Reproduce each record exactly.

++++ Input data

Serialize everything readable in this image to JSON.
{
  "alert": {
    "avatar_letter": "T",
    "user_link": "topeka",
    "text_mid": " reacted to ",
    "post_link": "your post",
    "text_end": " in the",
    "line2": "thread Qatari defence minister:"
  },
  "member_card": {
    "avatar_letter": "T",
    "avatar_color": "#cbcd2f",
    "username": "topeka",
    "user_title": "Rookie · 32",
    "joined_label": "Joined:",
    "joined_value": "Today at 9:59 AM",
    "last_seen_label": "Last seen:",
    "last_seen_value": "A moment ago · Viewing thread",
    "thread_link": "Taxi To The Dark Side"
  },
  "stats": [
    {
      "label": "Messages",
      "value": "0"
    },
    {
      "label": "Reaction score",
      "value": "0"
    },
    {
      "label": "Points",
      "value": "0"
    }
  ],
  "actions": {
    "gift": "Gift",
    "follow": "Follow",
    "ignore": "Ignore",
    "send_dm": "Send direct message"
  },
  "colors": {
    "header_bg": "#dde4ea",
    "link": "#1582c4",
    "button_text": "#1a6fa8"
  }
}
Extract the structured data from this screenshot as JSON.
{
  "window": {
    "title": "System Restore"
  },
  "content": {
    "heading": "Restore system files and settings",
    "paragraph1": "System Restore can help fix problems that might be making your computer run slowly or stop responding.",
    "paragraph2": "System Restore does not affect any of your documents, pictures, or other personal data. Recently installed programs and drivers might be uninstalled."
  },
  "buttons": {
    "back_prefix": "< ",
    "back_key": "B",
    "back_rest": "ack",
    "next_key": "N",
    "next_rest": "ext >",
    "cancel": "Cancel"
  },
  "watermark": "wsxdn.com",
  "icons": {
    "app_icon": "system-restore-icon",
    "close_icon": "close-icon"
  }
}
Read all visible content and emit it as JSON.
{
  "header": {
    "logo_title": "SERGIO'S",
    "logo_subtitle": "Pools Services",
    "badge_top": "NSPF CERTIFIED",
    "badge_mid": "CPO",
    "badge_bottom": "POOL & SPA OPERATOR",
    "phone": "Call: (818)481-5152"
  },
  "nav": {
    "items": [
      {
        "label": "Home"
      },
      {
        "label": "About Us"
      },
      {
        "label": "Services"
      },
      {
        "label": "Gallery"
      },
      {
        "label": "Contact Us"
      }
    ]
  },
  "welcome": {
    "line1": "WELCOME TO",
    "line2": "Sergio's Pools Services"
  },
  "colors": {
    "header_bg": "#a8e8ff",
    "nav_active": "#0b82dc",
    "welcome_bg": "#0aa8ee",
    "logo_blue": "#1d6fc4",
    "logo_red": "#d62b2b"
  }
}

++++++++

Solution to the problem.
Serialize everything readable in this image to JSON.
{
  "alert": {
    "avatar_letter": "T",
    "user_link": "topeka",
    "text_mid": " reacted to ",
    "post_link": "your post",
    "text_end": " in the",
    "line2": "thread Qatari defence minister:"
  },
  "member_card": {
    "avatar_letter": "T",
    "avatar_color": "#cbcd2f",
    "username": "topeka",
    "user_title": "Rookie · 32",
    "joined_label": "Joined:",
    "joined_value": "Today at 9:59 AM",
    "last_seen_label": "Last seen:",
    "last_seen_value": "A moment ago · Viewing thread",
    "thread_link": "Taxi To The Dark Side"
  },
  "stats": [
    {
      "label": "Messages",
      "value": "0"
    },
    {
      "label": "Reaction score",
      "value": "0"
    },
    {
      "label": "Points",
      "value": "0"
    }
  ],
  "actions": {
    "gift": "Gift",
    "follow": "Follow",
    "ignore": "Ignore",
    "send_dm": "Send direct message"
  },
  "colors": {
    "header_bg": "#dde4ea",
    "link": "#1582c4",
    "button_text": "#1a6fa8"
  }
}
Extract the structured data from this screenshot as JSON.
{
  "window": {
    "title": "System Restore"
  },
  "content": {
    "heading": "Restore system files and settings",
    "paragraph1": "System Restore can help fix problems that might be making your computer run slowly or stop responding.",
    "paragraph2": "System Restore does not affect any of your documents, pictures, or other personal data. Recently installed programs and drivers might be uninstalled."
  },
  "buttons": {
    "back_prefix": "< ",
    "back_key": "B",
    "back_rest": "ack",
    "next_key": "N",
    "next_rest": "ext >",
    "cancel": "Cancel"
  },
  "watermark": "wsxdn.com",
  "icons": {
    "app_icon": "system-restore-icon",
    "close_icon": "close-icon"
  }
}
Read all visible content and emit it as JSON.
{
  "header": {
    "logo_title": "SERGIO'S",
    "logo_subtitle": "Pools Services",
    "badge_top": "NSPF CERTIFIED",
    "badge_mid": "CPO",
    "badge_bottom": "POOL & SPA OPERATOR",
    "phone": "Call: (818)481-5152"
  },
  "nav": {
    "items": [
      {
        "label": "Home"
      },
      {
        "label": "About Us"
      },
      {
        "label": "Services"
      },
      {
        "label": "Gallery"
      },
      {
        "label": "Contact Us"
      }
    ]
  },
  "welcome": {
    "line1": "WELCOME TO",
    "line2": "Sergio's Pools Services"
  },
  "colors": {
    "header_bg": "#a8e8ff",
    "nav_active": "#0b82dc",
    "welcome_bg": "#0aa8ee",
    "logo_blue": "#1d6fc4",
    "logo_red": "#d62b2b"
  }
}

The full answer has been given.